(Data extracted from a collection)
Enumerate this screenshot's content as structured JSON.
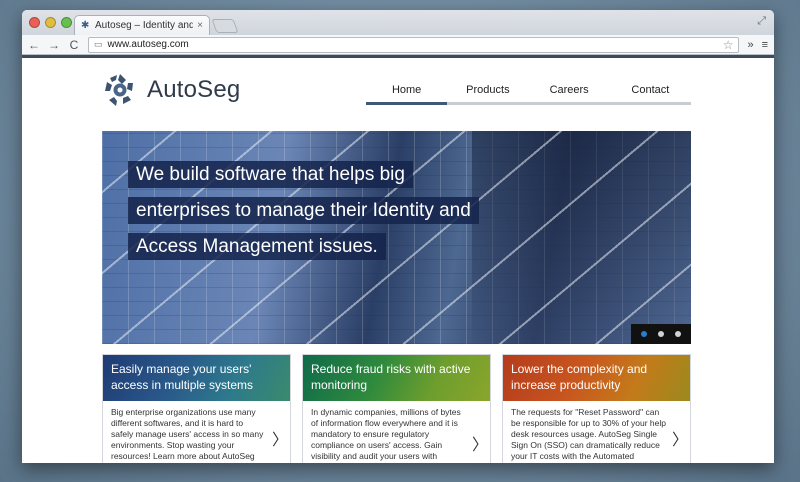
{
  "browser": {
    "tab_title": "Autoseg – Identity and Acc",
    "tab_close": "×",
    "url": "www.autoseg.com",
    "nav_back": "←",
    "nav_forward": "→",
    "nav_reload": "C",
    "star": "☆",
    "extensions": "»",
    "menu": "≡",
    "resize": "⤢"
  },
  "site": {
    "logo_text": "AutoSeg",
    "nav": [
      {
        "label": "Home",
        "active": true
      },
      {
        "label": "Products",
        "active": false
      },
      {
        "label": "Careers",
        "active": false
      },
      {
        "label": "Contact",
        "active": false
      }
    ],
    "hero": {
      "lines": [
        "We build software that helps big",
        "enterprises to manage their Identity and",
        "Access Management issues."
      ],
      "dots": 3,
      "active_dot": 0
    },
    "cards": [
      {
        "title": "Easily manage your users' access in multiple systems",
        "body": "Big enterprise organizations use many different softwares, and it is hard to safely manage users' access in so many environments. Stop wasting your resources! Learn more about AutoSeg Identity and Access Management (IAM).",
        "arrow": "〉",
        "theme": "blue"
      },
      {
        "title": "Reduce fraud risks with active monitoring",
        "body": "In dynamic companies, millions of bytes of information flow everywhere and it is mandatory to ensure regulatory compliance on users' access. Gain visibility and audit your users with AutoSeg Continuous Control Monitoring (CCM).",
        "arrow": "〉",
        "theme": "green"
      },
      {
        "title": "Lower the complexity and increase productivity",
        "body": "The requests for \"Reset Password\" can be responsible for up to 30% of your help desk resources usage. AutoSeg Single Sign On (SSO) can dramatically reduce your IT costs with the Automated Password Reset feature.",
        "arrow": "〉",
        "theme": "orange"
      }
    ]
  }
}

◆ **DIRECTIVE**
Repeat the records in full, exactly as they appear, without the pictures.

◆ **OUTPUT FOR THIS EXERCISE**
Enumerate this screenshot's content as structured JSON.
{
  "browser": {
    "tab_title": "Autoseg – Identity and Acc",
    "tab_close": "×",
    "url": "www.autoseg.com",
    "nav_back": "←",
    "nav_forward": "→",
    "nav_reload": "C",
    "star": "☆",
    "extensions": "»",
    "menu": "≡",
    "resize": "⤢"
  },
  "site": {
    "logo_text": "AutoSeg",
    "nav": [
      {
        "label": "Home",
        "active": true
      },
      {
        "label": "Products",
        "active": false
      },
      {
        "label": "Careers",
        "active": false
      },
      {
        "label": "Contact",
        "active": false
      }
    ],
    "hero": {
      "lines": [
        "We build software that helps big",
        "enterprises to manage their Identity and",
        "Access Management issues."
      ],
      "dots": 3,
      "active_dot": 0
    },
    "cards": [
      {
        "title": "Easily manage your users' access in multiple systems",
        "body": "Big enterprise organizations use many different softwares, and it is hard to safely manage users' access in so many environments. Stop wasting your resources! Learn more about AutoSeg Identity and Access Management (IAM).",
        "arrow": "〉",
        "theme": "blue"
      },
      {
        "title": "Reduce fraud risks with active monitoring",
        "body": "In dynamic companies, millions of bytes of information flow everywhere and it is mandatory to ensure regulatory compliance on users' access. Gain visibility and audit your users with AutoSeg Continuous Control Monitoring (CCM).",
        "arrow": "〉",
        "theme": "green"
      },
      {
        "title": "Lower the complexity and increase productivity",
        "body": "The requests for \"Reset Password\" can be responsible for up to 30% of your help desk resources usage. AutoSeg Single Sign On (SSO) can dramatically reduce your IT costs with the Automated Password Reset feature.",
        "arrow": "〉",
        "theme": "orange"
      }
    ]
  }
}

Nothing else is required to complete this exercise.